Below are the records. Gather each line that holds "viento".

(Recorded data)
'''

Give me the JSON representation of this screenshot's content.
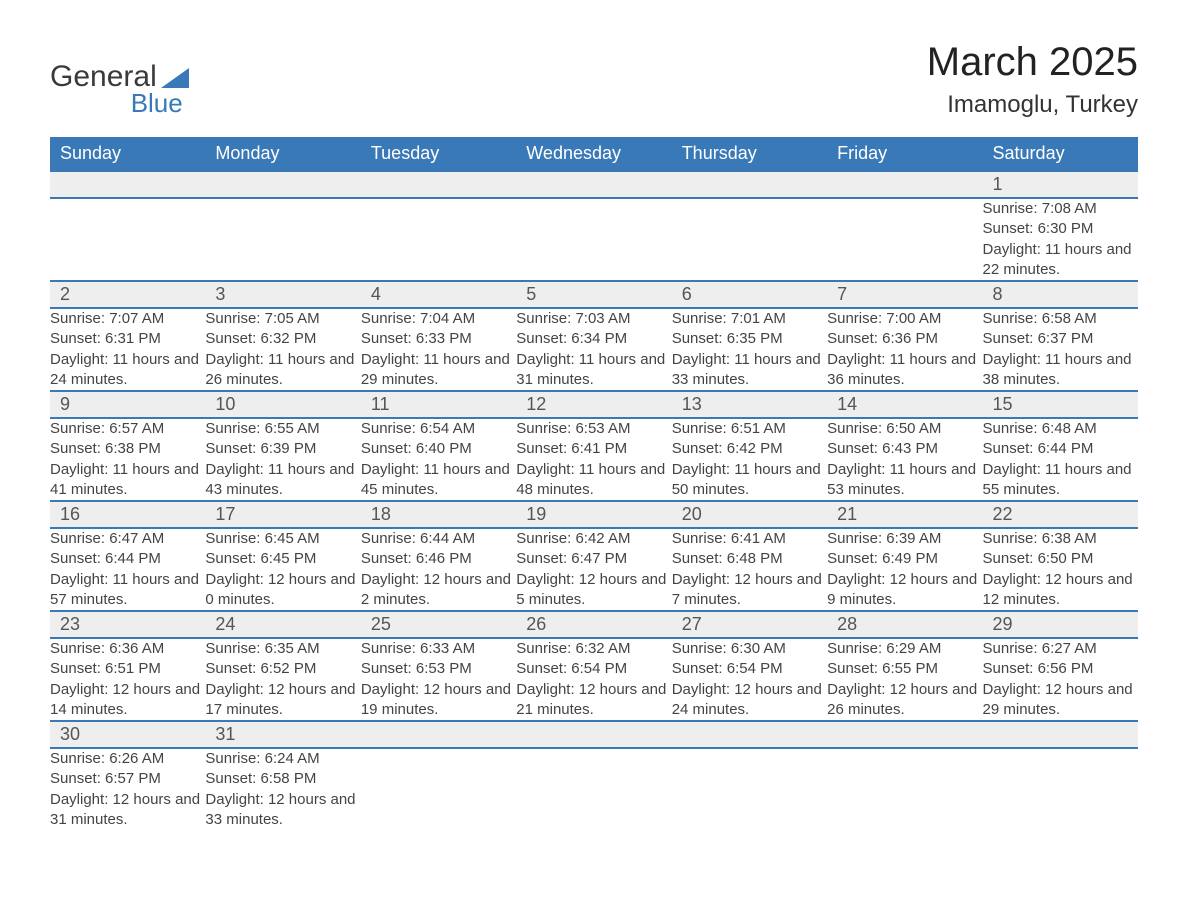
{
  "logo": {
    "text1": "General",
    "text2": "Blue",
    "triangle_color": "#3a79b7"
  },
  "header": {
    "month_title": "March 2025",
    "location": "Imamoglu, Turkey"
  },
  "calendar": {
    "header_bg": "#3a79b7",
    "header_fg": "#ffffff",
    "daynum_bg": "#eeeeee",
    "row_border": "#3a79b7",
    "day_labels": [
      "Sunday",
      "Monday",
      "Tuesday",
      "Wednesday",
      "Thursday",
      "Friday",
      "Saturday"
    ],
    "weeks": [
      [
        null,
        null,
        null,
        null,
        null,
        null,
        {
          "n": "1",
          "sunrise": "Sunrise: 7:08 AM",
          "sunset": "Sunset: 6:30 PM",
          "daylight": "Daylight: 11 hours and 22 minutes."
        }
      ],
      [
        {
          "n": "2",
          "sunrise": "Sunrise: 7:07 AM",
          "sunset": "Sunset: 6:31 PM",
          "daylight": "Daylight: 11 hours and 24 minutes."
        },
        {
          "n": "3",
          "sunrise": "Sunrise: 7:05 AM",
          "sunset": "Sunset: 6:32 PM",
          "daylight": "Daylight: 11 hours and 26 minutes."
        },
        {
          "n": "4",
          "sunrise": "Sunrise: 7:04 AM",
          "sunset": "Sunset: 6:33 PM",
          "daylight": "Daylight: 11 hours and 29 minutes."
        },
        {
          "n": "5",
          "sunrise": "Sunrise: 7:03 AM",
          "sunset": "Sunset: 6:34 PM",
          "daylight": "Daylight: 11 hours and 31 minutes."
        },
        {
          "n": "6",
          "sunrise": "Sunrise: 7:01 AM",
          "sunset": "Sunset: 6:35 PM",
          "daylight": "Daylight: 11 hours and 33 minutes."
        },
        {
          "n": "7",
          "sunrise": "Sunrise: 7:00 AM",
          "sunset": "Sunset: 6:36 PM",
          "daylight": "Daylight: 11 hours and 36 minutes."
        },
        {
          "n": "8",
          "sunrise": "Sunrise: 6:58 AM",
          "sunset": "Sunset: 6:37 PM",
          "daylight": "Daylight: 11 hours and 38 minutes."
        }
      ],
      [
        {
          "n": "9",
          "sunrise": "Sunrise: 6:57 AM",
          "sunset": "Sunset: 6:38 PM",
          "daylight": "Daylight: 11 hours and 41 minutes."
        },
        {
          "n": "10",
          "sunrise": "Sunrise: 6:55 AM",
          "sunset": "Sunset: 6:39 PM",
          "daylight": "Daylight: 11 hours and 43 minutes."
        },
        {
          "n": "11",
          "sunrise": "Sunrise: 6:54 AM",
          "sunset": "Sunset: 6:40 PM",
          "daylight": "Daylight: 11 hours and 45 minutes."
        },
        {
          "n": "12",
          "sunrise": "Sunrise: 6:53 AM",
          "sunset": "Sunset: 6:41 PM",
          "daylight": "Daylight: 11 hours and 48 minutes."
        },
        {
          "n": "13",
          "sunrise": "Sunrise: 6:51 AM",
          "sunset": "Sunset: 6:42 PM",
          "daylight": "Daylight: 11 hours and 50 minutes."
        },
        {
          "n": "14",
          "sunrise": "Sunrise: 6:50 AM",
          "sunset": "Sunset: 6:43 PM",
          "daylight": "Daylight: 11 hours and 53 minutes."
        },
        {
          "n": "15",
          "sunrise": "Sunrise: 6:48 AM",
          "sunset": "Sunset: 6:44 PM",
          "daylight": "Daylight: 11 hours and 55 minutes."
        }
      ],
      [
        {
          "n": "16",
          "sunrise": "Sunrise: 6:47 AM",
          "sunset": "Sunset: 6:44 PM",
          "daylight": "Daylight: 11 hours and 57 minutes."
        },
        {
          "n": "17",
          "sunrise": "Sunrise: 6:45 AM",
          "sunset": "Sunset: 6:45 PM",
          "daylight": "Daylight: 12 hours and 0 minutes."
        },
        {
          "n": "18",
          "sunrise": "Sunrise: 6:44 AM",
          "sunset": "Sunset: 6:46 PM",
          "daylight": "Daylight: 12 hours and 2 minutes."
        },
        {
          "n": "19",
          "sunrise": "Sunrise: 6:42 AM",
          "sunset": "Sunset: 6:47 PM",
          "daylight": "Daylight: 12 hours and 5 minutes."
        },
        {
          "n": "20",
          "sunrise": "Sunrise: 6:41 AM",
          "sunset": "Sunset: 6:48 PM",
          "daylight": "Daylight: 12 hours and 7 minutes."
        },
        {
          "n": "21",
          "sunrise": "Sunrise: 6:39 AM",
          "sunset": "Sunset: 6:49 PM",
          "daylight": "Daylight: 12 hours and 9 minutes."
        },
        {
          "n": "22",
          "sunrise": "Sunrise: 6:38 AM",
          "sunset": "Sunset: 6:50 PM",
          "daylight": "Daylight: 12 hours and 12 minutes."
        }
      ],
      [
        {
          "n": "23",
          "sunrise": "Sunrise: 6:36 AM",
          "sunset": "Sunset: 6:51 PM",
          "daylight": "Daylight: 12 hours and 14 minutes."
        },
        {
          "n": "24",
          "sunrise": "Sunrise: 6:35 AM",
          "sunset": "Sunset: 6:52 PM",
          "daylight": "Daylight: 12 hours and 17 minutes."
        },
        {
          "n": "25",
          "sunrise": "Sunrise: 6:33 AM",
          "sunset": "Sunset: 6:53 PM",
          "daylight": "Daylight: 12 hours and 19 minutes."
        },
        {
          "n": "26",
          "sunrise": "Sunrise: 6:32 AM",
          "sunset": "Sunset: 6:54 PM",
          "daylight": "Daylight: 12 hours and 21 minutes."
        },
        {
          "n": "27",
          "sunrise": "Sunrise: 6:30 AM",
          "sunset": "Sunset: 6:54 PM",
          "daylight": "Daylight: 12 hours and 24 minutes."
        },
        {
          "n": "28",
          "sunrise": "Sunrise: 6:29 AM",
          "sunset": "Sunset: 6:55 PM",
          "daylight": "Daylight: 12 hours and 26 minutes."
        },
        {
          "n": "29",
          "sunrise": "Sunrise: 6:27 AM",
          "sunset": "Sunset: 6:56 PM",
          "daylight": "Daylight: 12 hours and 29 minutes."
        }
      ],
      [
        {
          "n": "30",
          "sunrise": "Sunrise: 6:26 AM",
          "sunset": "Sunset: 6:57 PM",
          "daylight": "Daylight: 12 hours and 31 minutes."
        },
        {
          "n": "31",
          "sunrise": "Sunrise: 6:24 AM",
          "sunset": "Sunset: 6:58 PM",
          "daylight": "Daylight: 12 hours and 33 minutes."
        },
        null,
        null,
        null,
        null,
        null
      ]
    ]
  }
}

'''
'''

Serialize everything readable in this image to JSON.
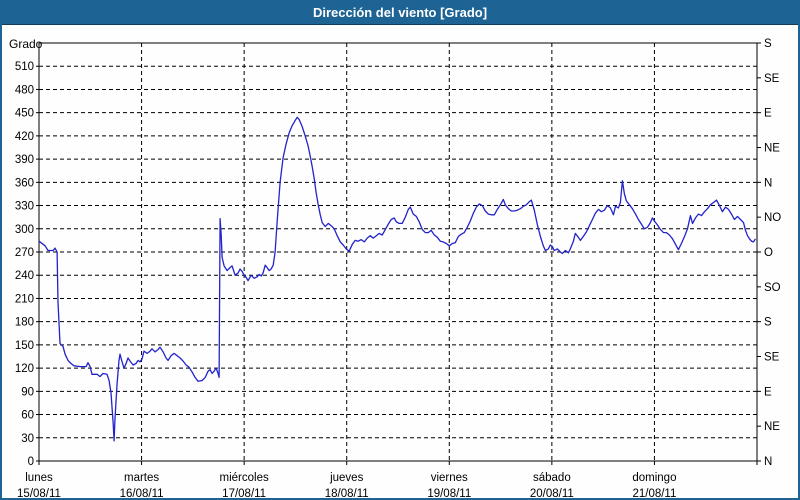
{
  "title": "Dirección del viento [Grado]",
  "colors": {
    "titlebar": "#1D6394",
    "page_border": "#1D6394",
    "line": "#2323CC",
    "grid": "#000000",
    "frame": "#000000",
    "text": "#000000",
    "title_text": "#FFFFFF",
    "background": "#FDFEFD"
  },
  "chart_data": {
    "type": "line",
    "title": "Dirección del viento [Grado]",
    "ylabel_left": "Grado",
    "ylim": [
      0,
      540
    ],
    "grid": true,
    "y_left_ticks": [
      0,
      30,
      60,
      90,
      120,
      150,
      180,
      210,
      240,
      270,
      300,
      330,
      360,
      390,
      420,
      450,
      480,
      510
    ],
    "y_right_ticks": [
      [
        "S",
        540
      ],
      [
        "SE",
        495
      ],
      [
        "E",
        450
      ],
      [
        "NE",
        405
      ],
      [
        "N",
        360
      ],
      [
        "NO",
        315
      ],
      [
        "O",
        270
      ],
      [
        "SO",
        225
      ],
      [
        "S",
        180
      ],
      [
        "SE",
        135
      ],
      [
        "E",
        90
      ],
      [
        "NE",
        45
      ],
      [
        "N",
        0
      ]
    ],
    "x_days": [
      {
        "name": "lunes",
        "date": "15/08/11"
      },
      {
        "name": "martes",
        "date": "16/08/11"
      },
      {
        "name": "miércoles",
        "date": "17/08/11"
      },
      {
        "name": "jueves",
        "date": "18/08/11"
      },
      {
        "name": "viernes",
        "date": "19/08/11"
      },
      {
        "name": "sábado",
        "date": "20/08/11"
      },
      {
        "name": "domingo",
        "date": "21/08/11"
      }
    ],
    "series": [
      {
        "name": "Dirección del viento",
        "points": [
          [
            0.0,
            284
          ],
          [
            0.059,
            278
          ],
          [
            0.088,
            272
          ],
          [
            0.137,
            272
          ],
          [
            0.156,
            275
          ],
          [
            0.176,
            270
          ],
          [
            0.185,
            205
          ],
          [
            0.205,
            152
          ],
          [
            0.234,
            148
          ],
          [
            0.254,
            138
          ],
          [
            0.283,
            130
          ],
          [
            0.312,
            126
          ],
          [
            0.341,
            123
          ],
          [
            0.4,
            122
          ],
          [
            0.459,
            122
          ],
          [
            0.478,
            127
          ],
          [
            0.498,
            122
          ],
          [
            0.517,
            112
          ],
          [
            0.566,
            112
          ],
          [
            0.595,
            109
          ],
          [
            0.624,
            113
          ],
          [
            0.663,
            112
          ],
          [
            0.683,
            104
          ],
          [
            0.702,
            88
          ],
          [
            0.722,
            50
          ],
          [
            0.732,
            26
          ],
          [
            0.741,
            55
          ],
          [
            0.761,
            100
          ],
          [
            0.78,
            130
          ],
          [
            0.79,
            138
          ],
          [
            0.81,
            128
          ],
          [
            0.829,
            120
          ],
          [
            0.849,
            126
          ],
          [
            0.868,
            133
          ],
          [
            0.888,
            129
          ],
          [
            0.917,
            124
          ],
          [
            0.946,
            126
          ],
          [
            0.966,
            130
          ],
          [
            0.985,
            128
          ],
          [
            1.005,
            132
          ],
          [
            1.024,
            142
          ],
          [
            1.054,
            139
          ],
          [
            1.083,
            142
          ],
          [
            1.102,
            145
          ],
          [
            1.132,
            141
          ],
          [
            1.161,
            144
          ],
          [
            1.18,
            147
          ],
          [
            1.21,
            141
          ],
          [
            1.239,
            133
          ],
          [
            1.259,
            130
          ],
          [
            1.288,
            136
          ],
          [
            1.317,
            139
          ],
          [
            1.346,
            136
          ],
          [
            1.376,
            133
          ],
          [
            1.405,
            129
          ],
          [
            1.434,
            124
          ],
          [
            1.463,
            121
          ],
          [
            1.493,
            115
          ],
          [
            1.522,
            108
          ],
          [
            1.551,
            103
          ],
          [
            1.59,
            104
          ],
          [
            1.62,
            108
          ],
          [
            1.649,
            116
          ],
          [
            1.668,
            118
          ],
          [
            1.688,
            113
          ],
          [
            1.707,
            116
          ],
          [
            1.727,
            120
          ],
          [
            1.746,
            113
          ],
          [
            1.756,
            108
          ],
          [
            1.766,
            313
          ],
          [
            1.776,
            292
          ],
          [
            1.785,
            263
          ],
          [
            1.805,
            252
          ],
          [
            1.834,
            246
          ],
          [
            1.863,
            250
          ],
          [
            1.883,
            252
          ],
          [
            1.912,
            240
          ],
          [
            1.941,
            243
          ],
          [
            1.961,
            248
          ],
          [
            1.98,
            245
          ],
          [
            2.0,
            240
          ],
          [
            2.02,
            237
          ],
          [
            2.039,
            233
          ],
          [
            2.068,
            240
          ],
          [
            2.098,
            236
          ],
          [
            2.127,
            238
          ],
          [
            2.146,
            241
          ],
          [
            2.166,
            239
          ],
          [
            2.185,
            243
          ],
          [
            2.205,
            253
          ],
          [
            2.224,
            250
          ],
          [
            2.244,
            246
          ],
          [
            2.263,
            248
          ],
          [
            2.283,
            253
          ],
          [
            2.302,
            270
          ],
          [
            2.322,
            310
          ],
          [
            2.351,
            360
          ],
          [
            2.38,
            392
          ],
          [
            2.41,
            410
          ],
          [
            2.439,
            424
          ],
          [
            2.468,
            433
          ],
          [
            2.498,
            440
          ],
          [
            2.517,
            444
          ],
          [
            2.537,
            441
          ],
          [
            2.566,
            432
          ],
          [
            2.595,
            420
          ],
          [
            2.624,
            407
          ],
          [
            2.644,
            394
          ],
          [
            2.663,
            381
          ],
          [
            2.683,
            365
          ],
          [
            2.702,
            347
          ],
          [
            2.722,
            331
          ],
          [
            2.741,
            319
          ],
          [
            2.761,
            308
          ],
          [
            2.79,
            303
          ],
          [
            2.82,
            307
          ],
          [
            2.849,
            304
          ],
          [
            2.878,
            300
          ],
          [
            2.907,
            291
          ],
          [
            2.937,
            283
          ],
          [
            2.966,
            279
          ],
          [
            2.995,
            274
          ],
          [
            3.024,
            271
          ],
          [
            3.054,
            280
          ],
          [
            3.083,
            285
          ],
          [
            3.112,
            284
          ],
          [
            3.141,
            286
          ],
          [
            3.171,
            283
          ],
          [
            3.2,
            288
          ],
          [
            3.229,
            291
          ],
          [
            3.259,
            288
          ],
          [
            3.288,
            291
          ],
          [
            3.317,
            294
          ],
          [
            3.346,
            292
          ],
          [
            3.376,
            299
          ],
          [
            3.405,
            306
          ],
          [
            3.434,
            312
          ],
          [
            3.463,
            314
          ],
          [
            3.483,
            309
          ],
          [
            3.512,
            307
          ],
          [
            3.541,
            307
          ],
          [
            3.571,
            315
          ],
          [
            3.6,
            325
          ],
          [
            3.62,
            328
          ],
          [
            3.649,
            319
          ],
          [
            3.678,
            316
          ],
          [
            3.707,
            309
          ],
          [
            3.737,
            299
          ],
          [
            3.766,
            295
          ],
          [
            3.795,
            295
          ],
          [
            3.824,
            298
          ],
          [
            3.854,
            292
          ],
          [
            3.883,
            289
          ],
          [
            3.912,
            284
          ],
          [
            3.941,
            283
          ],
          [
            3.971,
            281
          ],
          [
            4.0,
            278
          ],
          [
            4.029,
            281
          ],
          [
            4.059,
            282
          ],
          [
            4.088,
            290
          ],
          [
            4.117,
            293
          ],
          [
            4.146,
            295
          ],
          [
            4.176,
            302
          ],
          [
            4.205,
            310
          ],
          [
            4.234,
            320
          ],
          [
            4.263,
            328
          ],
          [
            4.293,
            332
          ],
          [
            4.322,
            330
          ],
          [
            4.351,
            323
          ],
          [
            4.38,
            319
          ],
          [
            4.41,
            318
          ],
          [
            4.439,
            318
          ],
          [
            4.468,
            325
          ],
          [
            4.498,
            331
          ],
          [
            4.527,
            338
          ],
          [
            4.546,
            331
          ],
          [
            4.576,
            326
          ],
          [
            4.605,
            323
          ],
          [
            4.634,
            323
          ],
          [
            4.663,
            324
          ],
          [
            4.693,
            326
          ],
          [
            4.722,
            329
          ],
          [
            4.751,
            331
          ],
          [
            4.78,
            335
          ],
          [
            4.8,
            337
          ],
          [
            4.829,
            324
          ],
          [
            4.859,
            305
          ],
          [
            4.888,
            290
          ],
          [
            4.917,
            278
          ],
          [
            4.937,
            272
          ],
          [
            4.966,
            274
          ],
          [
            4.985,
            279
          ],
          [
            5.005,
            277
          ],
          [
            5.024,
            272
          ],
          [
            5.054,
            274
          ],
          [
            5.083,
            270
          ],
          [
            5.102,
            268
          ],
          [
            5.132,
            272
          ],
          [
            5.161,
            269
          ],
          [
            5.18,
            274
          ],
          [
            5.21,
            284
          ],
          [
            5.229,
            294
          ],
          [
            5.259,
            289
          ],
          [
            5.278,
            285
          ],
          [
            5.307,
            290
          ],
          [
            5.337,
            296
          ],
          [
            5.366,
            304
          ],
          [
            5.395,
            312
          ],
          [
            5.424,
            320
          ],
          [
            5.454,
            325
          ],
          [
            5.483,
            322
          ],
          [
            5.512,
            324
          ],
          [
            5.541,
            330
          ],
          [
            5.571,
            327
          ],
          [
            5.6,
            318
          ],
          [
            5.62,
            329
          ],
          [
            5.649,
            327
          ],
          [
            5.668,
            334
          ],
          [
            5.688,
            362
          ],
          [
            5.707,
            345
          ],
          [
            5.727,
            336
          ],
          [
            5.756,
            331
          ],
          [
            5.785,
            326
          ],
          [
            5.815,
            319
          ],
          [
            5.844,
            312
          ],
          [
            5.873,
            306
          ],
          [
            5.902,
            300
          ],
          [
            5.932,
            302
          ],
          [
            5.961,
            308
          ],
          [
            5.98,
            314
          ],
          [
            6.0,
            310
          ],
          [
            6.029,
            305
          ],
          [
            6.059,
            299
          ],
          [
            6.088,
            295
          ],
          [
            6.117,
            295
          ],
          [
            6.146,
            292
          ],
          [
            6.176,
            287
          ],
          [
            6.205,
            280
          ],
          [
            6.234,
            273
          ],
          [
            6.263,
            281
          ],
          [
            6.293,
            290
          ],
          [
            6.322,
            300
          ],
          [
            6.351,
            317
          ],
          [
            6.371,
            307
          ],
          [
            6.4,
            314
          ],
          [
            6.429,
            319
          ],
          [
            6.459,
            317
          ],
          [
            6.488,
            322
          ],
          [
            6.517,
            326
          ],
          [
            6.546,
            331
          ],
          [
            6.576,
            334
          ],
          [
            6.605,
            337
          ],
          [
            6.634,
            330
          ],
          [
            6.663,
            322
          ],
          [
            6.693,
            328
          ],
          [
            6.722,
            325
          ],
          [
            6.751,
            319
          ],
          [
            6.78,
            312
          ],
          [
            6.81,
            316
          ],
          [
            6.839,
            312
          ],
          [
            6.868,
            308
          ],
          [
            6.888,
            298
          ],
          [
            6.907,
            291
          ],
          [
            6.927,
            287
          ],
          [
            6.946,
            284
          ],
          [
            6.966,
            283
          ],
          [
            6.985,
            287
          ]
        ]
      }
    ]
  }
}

'''

**EXERCISE RESPONSE**
  "title": "Dirección del viento [Grado]",
    "title": "Dirección del viento [Grado]",
        "name": "Dirección del viento",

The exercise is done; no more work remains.